### TASK INSTRUCTIONS
Go through the material and write it all out exactly, minus the pictures.

(Data excerpts)
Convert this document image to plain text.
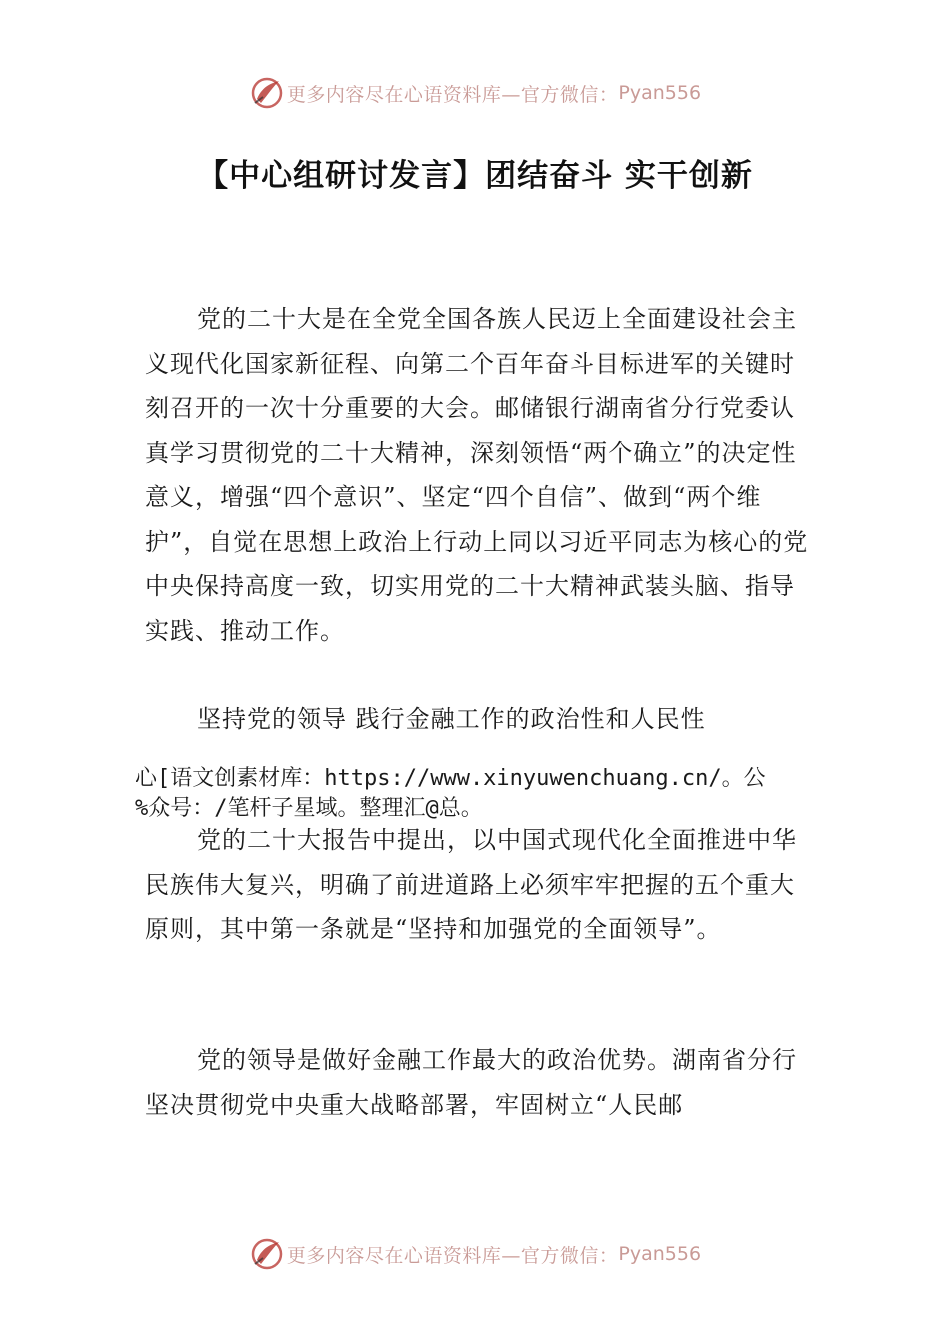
更多内容尽在心语资料库—官方微信： Pyan556
【中心组研讨发言】团结奋斗 实干创新

党的二十大是在全党全国各族人民迈上全面建设社会主义现代化国家新征程、向第二个百年奋斗目标进军的关键时刻召开的一次十分重要的大会。邮储银行湖南省分行党委认真学习贯彻党的二十大精神，深刻领悟“两个确立”的决定性意义，增强“四个意识”、坚定“四个自信”、做到“两个维护”，自觉在思想上政治上行动上同以习近平同志为核心的党中央保持高度一致，切实用党的二十大精神武装头脑、指导实践、推动工作。

坚持党的领导 践行金融工作的政治性和人民性

心[语文创素材库：https://www.xinyuwenchuang.cn/。公

%众号：/笔杆子星域。整理汇@总。

党的二十大报告中提出，以中国式现代化全面推进中华民族伟大复兴，明确了前进道路上必须牢牢把握的五个重大原则，其中第一条就是“坚持和加强党的全面领导”。

党的领导是做好金融工作最大的政治优势。湖南省分行坚决贯彻党中央重大战略部署，牢固树立“人民邮

更多内容尽在心语资料库—官方微信： Pyan556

### REPLY
Convert this document image to plain text.
更多内容尽在心语资料库—官方微信： Pyan556
【中心组研讨发言】团结奋斗 实干创新

党的二十大是在全党全国各族人民迈上全面建设社会主义现代化国家新征程、向第二个百年奋斗目标进军的关键时刻召开的一次十分重要的大会。邮储银行湖南省分行党委认真学习贯彻党的二十大精神，深刻领悟“两个确立”的决定性意义，增强“四个意识”、坚定“四个自信”、做到“两个维护”，自觉在思想上政治上行动上同以习近平同志为核心的党中央保持高度一致，切实用党的二十大精神武装头脑、指导实践、推动工作。

坚持党的领导 践行金融工作的政治性和人民性

心[语文创素材库：https://www.xinyuwenchuang.cn/。公

%众号：/笔杆子星域。整理汇@总。

党的二十大报告中提出，以中国式现代化全面推进中华民族伟大复兴，明确了前进道路上必须牢牢把握的五个重大原则，其中第一条就是“坚持和加强党的全面领导”。

党的领导是做好金融工作最大的政治优势。湖南省分行坚决贯彻党中央重大战略部署，牢固树立“人民邮

更多内容尽在心语资料库—官方微信： Pyan556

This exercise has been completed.